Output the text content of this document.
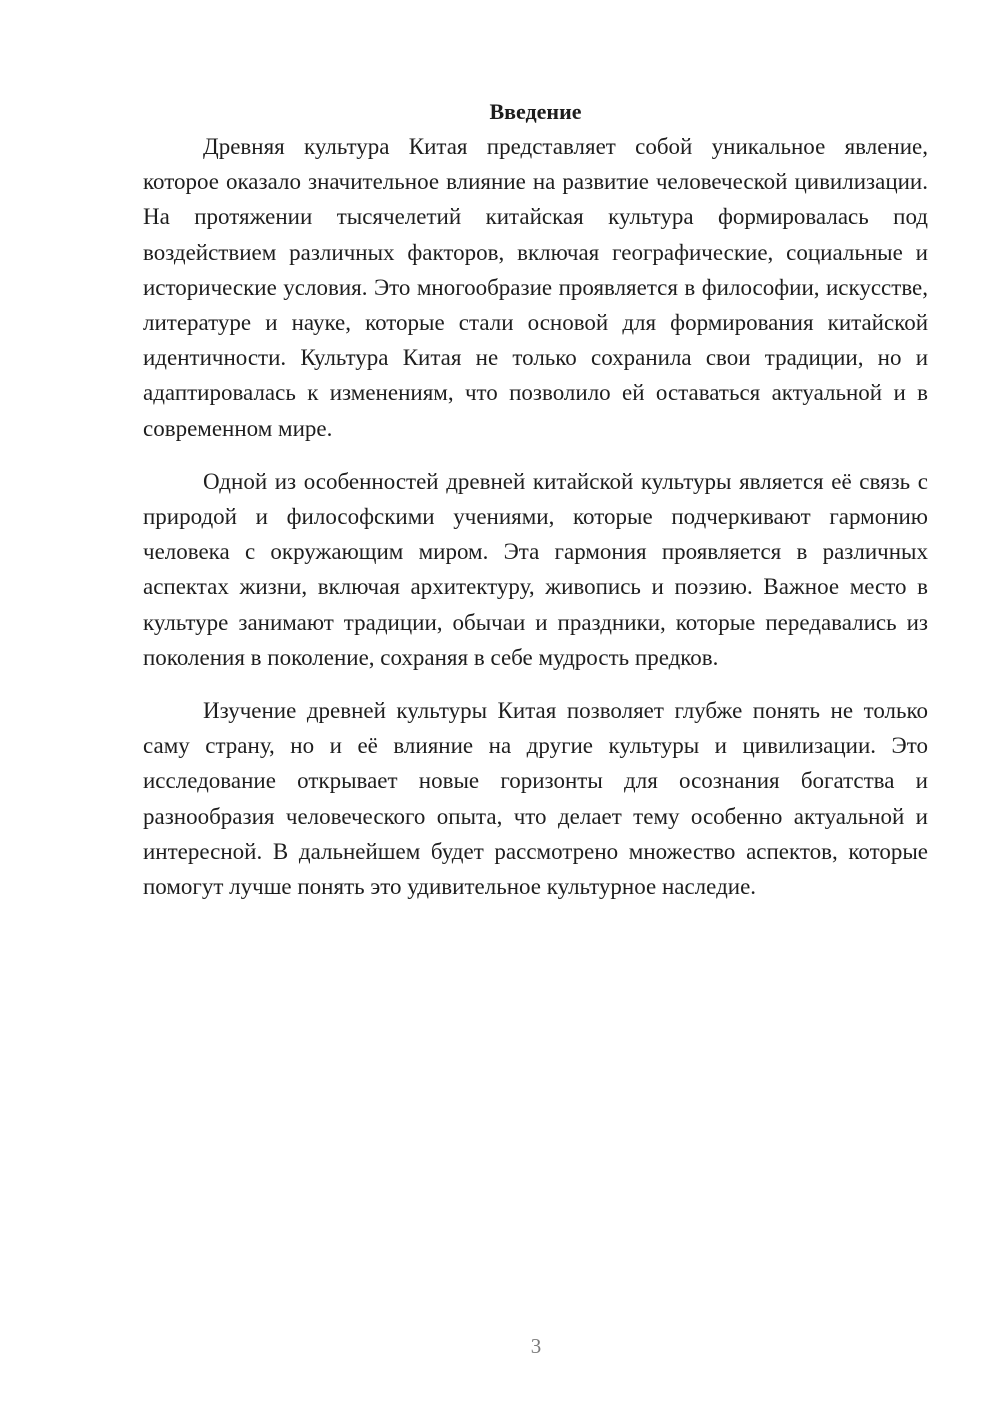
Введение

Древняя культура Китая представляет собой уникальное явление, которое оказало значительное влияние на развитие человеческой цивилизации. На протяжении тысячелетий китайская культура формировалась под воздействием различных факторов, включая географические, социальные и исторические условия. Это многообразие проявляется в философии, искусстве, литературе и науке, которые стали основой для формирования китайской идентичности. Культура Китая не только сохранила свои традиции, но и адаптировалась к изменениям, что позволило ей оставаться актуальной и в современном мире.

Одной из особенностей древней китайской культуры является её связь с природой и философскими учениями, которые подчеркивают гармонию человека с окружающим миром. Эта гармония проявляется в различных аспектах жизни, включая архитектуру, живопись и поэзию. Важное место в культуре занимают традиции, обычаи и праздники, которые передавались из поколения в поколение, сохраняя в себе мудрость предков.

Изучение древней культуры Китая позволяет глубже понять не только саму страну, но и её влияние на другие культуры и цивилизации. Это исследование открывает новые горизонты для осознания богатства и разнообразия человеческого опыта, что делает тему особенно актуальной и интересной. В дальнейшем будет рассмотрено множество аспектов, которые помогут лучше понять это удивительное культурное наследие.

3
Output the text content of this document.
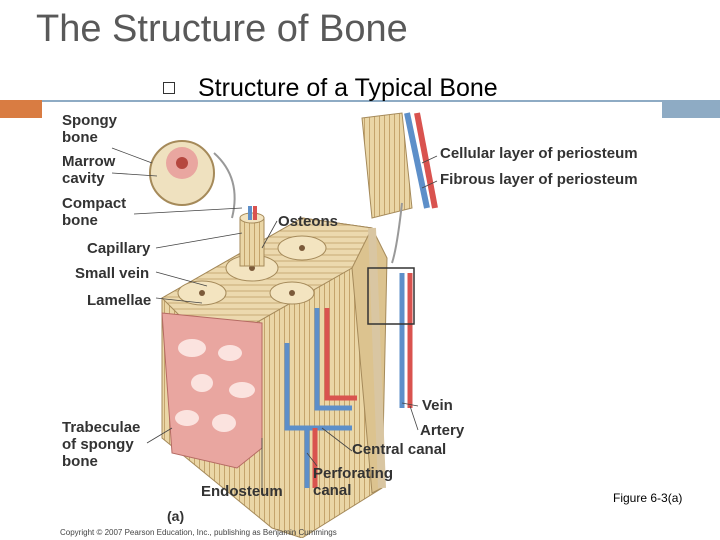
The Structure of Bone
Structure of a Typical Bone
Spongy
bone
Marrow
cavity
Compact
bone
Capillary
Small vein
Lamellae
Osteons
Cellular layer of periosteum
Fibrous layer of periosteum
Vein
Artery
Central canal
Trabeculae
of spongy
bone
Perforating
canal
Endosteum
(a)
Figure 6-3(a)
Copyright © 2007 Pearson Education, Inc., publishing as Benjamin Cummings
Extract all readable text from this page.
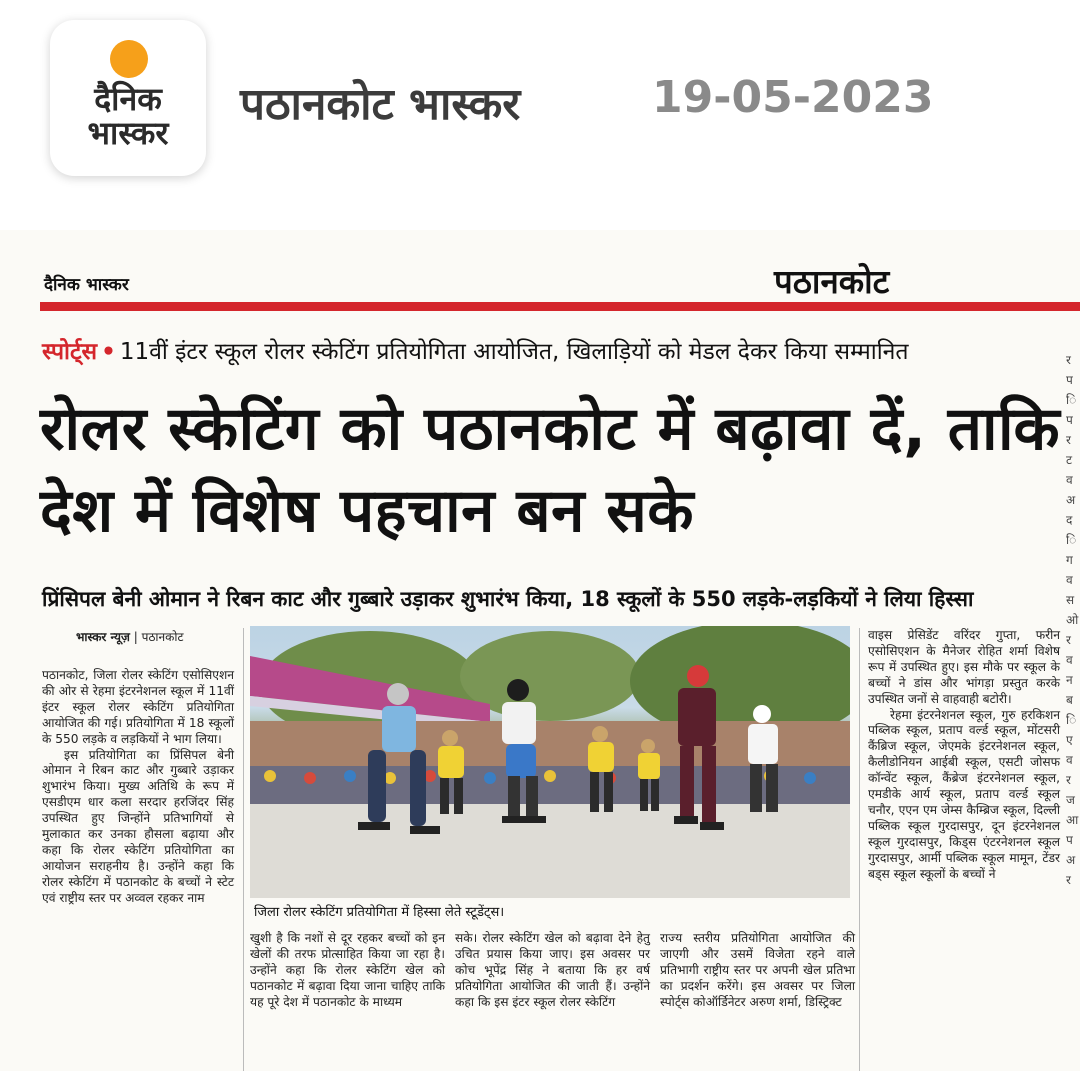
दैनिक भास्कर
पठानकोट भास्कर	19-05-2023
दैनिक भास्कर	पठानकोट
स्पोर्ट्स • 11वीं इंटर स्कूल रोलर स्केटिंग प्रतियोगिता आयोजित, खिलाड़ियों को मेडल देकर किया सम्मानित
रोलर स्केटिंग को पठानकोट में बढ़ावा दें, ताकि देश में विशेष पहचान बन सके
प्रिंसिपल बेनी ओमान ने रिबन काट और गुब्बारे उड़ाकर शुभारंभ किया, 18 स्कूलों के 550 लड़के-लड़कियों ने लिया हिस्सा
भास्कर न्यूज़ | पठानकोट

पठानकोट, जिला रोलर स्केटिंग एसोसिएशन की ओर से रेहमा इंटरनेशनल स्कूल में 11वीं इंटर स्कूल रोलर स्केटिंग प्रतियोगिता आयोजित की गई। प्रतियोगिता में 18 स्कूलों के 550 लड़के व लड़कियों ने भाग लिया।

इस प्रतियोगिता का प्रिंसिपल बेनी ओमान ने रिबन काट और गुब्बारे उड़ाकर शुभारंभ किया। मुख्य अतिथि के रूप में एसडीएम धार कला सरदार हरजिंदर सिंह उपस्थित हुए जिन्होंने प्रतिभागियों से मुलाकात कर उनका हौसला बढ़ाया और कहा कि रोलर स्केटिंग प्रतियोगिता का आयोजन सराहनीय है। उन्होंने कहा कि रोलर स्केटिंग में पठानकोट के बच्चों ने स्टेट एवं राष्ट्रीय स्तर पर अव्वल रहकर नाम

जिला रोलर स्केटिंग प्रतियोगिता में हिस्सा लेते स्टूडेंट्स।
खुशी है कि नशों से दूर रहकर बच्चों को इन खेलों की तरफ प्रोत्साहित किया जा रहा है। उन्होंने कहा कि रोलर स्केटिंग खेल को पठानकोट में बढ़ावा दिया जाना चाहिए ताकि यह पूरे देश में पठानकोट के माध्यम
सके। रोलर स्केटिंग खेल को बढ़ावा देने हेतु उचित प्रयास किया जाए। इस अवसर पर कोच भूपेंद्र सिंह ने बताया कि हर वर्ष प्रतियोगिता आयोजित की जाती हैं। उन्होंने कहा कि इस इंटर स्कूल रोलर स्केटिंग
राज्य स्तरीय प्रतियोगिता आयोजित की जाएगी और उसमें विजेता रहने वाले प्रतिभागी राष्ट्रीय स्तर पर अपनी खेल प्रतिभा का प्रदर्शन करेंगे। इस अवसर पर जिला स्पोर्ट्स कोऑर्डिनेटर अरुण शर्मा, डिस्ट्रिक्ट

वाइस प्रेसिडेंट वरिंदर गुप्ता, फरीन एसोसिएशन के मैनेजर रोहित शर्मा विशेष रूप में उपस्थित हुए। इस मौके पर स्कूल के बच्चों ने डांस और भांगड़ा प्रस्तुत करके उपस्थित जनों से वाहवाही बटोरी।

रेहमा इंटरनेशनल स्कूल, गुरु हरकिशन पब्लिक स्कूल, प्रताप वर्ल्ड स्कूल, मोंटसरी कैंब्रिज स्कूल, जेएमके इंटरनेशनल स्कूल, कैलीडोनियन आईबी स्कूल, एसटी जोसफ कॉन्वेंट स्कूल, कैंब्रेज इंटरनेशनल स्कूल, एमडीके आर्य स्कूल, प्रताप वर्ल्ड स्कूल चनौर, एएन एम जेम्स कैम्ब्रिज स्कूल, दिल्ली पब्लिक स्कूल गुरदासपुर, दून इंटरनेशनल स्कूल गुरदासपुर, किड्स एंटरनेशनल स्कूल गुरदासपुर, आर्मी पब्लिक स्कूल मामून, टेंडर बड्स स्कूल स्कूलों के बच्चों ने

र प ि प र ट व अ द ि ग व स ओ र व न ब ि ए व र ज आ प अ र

● ● ● ●

- **TO BE DONE**
Go through the entries above and copy every line containing "अवसर".

- **EXPECTED OUTPUT**
सके। रोलर स्केटिंग खेल को बढ़ावा देने हेतु उचित प्रयास किया जाए। इस अवसर पर कोच भूपेंद्र सिंह ने बताया कि हर वर्ष प्रतियोगिता आयोजित की जाती हैं। उन्होंने कहा कि इस इंटर स्कूल रोलर स्केटिंग
राज्य स्तरीय प्रतियोगिता आयोजित की जाएगी और उसमें विजेता रहने वाले प्रतिभागी राष्ट्रीय स्तर पर अपनी खेल प्रतिभा का प्रदर्शन करेंगे। इस अवसर पर जिला स्पोर्ट्स कोऑर्डिनेटर अरुण शर्मा, डिस्ट्रिक्ट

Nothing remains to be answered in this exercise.